Stated goal :: Exact reproduction is required for all entries.

Stored data entries

begin

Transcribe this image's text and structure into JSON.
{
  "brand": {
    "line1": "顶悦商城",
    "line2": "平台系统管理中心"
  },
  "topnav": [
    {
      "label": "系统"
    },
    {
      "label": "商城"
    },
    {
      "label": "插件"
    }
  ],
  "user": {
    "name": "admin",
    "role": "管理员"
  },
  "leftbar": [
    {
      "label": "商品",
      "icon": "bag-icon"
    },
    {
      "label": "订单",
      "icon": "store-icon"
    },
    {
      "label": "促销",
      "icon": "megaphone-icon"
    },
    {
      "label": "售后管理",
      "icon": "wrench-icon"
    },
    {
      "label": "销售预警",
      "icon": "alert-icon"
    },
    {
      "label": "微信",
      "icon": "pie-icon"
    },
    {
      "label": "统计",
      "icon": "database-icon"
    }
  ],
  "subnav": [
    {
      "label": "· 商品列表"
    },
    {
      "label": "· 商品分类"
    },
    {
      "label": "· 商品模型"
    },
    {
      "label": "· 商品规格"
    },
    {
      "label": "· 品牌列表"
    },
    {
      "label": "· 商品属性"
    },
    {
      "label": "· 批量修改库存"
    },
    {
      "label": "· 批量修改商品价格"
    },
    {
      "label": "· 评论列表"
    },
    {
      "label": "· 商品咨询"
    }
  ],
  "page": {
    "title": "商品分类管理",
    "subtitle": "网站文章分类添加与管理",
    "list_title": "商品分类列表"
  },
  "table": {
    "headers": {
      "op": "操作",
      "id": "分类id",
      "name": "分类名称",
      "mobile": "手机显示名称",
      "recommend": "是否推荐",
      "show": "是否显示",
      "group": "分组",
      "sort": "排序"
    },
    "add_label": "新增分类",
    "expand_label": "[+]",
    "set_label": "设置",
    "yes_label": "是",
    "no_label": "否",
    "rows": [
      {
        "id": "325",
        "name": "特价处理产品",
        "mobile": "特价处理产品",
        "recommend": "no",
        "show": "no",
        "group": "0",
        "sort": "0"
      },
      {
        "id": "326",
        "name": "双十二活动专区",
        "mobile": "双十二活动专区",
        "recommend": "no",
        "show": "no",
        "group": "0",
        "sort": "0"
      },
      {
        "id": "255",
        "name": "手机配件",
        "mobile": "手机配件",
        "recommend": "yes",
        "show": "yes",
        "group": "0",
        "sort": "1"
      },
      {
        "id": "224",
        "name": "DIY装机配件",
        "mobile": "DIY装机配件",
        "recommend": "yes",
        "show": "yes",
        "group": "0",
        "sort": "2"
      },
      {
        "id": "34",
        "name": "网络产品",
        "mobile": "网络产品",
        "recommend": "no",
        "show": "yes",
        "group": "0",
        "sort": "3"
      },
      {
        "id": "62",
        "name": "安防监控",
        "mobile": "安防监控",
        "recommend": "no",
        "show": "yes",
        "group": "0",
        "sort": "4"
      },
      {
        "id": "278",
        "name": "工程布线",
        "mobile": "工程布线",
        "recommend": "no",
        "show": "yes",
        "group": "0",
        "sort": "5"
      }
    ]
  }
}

end

Correct result ::
Transcribe this image's text and structure into JSON.
{
  "brand": {
    "line1": "顶悦商城",
    "line2": "平台系统管理中心"
  },
  "topnav": [
    {
      "label": "系统"
    },
    {
      "label": "商城"
    },
    {
      "label": "插件"
    }
  ],
  "user": {
    "name": "admin",
    "role": "管理员"
  },
  "leftbar": [
    {
      "label": "商品",
      "icon": "bag-icon"
    },
    {
      "label": "订单",
      "icon": "store-icon"
    },
    {
      "label": "促销",
      "icon": "megaphone-icon"
    },
    {
      "label": "售后管理",
      "icon": "wrench-icon"
    },
    {
      "label": "销售预警",
      "icon": "alert-icon"
    },
    {
      "label": "微信",
      "icon": "pie-icon"
    },
    {
      "label": "统计",
      "icon": "database-icon"
    }
  ],
  "subnav": [
    {
      "label": "· 商品列表"
    },
    {
      "label": "· 商品分类"
    },
    {
      "label": "· 商品模型"
    },
    {
      "label": "· 商品规格"
    },
    {
      "label": "· 品牌列表"
    },
    {
      "label": "· 商品属性"
    },
    {
      "label": "· 批量修改库存"
    },
    {
      "label": "· 批量修改商品价格"
    },
    {
      "label": "· 评论列表"
    },
    {
      "label": "· 商品咨询"
    }
  ],
  "page": {
    "title": "商品分类管理",
    "subtitle": "网站文章分类添加与管理",
    "list_title": "商品分类列表"
  },
  "table": {
    "headers": {
      "op": "操作",
      "id": "分类id",
      "name": "分类名称",
      "mobile": "手机显示名称",
      "recommend": "是否推荐",
      "show": "是否显示",
      "group": "分组",
      "sort": "排序"
    },
    "add_label": "新增分类",
    "expand_label": "[+]",
    "set_label": "设置",
    "yes_label": "是",
    "no_label": "否",
    "rows": [
      {
        "id": "325",
        "name": "特价处理产品",
        "mobile": "特价处理产品",
        "recommend": "no",
        "show": "no",
        "group": "0",
        "sort": "0"
      },
      {
        "id": "326",
        "name": "双十二活动专区",
        "mobile": "双十二活动专区",
        "recommend": "no",
        "show": "no",
        "group": "0",
        "sort": "0"
      },
      {
        "id": "255",
        "name": "手机配件",
        "mobile": "手机配件",
        "recommend": "yes",
        "show": "yes",
        "group": "0",
        "sort": "1"
      },
      {
        "id": "224",
        "name": "DIY装机配件",
        "mobile": "DIY装机配件",
        "recommend": "yes",
        "show": "yes",
        "group": "0",
        "sort": "2"
      },
      {
        "id": "34",
        "name": "网络产品",
        "mobile": "网络产品",
        "recommend": "no",
        "show": "yes",
        "group": "0",
        "sort": "3"
      },
      {
        "id": "62",
        "name": "安防监控",
        "mobile": "安防监控",
        "recommend": "no",
        "show": "yes",
        "group": "0",
        "sort": "4"
      },
      {
        "id": "278",
        "name": "工程布线",
        "mobile": "工程布线",
        "recommend": "no",
        "show": "yes",
        "group": "0",
        "sort": "5"
      }
    ]
  }
}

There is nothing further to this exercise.